◆ **DESCRIPTION OF THE TASK**
Copy out all the lines in the records that include the word "Anong".

◆ **PROVIDED DATA**

§ §

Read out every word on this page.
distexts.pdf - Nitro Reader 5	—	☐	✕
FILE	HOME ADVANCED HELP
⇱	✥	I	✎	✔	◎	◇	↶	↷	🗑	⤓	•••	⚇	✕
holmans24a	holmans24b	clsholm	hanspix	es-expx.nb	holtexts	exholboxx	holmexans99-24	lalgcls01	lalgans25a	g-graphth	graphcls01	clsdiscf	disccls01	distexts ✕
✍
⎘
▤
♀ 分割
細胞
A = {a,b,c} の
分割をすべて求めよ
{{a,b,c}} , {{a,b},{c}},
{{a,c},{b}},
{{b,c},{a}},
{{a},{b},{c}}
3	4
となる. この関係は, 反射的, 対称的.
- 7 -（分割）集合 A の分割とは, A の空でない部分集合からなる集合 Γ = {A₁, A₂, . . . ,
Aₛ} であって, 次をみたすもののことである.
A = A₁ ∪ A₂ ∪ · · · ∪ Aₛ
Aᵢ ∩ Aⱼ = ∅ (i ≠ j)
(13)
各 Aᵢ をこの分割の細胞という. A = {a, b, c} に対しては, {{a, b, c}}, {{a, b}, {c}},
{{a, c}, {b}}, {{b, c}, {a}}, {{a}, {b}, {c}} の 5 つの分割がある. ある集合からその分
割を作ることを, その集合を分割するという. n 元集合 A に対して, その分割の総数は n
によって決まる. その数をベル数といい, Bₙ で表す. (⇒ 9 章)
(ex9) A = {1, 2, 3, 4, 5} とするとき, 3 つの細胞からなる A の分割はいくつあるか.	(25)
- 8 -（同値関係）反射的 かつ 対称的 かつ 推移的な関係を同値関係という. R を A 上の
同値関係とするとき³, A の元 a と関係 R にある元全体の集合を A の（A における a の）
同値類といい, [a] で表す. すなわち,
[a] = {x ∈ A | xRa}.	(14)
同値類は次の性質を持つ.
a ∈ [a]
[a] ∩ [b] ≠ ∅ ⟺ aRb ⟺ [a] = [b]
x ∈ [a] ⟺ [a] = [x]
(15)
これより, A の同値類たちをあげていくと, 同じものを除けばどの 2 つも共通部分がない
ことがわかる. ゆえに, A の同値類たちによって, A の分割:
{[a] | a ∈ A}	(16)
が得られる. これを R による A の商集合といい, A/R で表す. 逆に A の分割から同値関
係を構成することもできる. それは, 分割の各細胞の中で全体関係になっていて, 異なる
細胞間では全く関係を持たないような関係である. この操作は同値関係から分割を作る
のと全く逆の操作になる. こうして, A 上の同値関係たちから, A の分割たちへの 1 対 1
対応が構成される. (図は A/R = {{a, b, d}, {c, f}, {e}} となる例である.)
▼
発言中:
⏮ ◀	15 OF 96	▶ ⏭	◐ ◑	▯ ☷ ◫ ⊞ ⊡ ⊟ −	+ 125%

§ §

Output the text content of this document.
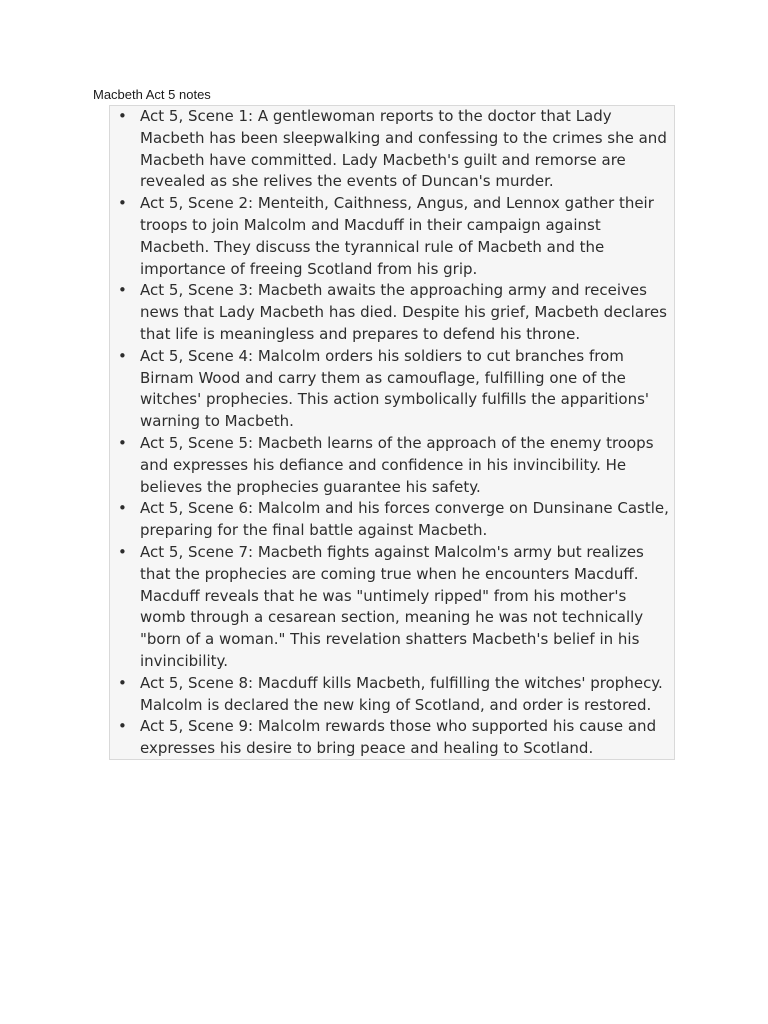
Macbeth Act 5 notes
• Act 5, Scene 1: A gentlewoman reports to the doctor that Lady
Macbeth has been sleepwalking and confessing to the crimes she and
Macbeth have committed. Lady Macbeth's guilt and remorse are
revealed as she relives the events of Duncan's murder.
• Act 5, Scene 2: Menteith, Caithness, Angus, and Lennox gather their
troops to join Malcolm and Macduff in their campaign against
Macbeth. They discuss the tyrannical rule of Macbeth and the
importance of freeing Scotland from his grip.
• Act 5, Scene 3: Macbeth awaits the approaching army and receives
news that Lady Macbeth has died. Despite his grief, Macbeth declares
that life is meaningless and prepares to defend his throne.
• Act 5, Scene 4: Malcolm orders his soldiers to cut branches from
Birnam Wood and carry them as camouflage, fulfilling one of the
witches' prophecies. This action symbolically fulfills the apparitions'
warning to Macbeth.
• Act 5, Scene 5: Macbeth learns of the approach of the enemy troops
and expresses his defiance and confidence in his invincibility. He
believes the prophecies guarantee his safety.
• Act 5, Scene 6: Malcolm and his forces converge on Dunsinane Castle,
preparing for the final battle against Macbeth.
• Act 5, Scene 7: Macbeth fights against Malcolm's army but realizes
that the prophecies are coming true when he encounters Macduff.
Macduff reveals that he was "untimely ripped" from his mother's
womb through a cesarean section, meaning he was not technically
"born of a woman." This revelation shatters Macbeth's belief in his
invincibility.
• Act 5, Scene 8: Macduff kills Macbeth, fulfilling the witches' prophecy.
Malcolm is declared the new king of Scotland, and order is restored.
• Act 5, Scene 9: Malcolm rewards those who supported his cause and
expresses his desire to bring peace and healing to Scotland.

§ §

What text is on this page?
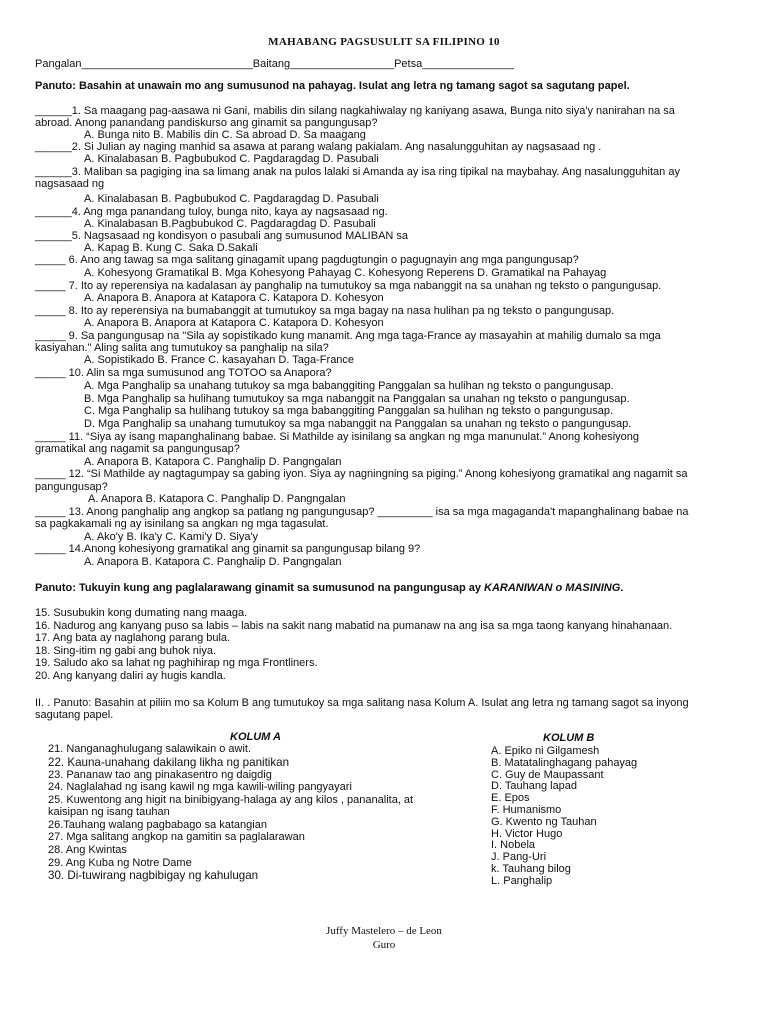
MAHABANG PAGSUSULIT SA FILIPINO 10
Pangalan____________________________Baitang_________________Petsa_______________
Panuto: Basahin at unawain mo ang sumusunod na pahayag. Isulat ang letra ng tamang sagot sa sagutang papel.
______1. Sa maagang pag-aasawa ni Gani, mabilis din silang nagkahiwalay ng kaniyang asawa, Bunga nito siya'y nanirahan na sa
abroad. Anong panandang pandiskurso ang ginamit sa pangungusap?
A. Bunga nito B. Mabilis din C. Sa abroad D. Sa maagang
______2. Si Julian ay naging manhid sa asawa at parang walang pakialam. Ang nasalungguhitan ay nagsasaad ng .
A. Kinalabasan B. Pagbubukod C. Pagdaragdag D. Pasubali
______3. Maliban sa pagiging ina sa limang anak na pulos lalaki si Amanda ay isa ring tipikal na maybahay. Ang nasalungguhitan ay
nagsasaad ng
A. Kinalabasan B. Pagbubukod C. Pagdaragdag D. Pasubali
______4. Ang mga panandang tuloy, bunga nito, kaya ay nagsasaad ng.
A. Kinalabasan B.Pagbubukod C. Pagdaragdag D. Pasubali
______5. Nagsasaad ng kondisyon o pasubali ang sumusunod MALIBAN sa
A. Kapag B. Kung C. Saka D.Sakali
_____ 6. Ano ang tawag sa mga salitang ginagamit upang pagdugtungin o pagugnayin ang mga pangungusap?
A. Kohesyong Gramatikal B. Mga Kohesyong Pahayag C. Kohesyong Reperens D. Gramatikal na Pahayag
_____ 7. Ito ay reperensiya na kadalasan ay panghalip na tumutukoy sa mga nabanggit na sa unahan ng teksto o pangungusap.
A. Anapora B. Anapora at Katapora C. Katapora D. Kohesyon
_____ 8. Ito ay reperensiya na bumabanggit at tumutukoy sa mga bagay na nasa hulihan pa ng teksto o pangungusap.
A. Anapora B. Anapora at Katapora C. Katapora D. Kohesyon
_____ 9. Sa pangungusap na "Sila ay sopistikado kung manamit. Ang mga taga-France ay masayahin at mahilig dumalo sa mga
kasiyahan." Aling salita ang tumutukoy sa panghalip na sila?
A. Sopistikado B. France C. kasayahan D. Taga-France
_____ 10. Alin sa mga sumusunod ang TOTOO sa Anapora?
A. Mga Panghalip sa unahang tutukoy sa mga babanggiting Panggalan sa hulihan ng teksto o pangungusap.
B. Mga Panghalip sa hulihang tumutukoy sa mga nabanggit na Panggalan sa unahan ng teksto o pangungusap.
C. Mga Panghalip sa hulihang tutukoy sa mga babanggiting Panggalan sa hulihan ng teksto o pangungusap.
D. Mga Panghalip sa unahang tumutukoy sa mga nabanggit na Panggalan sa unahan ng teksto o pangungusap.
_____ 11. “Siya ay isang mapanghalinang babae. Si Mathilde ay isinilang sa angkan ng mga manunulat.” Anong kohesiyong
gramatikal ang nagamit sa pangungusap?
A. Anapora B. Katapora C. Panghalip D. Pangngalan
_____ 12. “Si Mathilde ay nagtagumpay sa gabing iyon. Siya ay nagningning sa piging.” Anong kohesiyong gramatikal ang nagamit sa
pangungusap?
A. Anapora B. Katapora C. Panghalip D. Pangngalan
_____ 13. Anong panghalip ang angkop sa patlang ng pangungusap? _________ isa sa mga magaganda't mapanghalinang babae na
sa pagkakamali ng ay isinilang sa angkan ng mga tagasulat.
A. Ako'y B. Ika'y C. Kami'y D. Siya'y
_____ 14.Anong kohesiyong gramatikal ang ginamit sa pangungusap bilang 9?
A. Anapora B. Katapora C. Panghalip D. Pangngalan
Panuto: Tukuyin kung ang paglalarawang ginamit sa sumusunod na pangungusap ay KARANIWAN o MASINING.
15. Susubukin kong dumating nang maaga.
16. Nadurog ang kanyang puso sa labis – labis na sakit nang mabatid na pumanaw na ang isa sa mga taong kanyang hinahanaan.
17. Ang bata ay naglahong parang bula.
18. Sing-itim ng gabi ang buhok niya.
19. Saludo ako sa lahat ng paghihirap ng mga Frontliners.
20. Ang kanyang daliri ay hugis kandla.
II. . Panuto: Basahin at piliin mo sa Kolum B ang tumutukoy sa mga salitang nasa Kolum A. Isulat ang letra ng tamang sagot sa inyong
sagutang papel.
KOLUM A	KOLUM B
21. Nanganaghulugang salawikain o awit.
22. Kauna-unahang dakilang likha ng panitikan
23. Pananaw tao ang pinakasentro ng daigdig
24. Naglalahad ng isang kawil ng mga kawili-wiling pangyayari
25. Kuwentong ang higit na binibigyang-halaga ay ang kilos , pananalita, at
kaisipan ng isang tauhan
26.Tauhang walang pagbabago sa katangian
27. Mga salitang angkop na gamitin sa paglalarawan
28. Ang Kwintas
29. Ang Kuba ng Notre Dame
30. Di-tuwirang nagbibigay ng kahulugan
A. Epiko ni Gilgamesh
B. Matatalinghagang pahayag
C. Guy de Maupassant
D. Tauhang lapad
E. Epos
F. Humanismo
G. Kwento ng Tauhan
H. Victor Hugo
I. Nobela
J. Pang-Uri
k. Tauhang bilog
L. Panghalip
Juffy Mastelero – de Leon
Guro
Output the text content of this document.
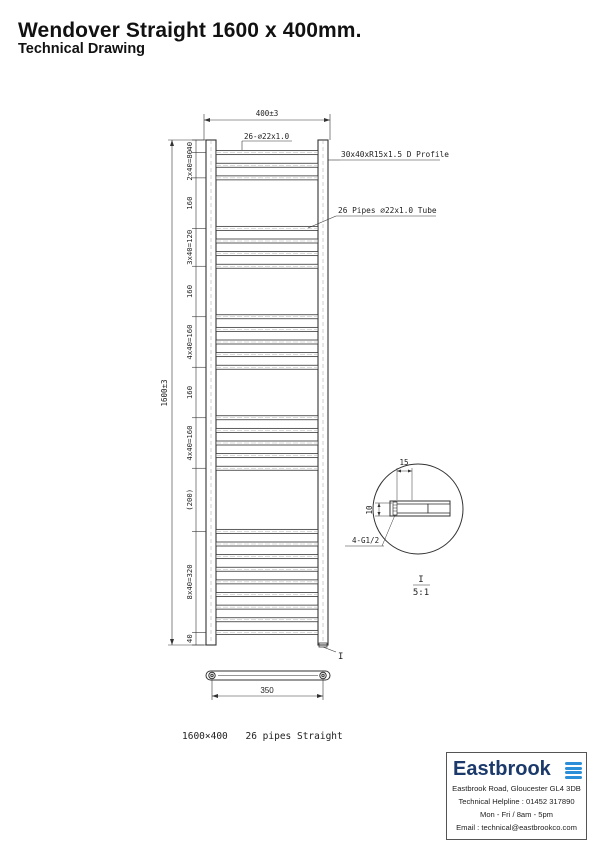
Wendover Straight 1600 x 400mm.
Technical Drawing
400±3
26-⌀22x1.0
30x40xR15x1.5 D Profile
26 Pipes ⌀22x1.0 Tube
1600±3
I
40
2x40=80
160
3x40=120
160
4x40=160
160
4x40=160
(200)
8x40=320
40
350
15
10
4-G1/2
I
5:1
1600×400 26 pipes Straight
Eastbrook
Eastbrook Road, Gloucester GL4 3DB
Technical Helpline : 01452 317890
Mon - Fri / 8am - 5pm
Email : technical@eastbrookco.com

§ §

◆ **SOLUTION TO THIS PROBLEM**
abroad. Anong panandang pandiskurso ang ginamit sa pangungusap?
_____ 11. “Siya ay isang mapanghalinang babae. Si Mathilde ay isinilang sa angkan ng mga manunulat.” Anong kohesiyong
_____ 12. “Si Mathilde ay nagtagumpay sa gabing iyon. Siya ay nagningning sa piging.” Anong kohesiyong gramatikal ang nagamit sa
_____ 13. Anong panghalip ang angkop sa patlang ng pangungusap? _________ isa sa mga magaganda't mapanghalinang babae na
_____ 14.Anong kohesiyong gramatikal ang ginamit sa pangungusap bilang 9?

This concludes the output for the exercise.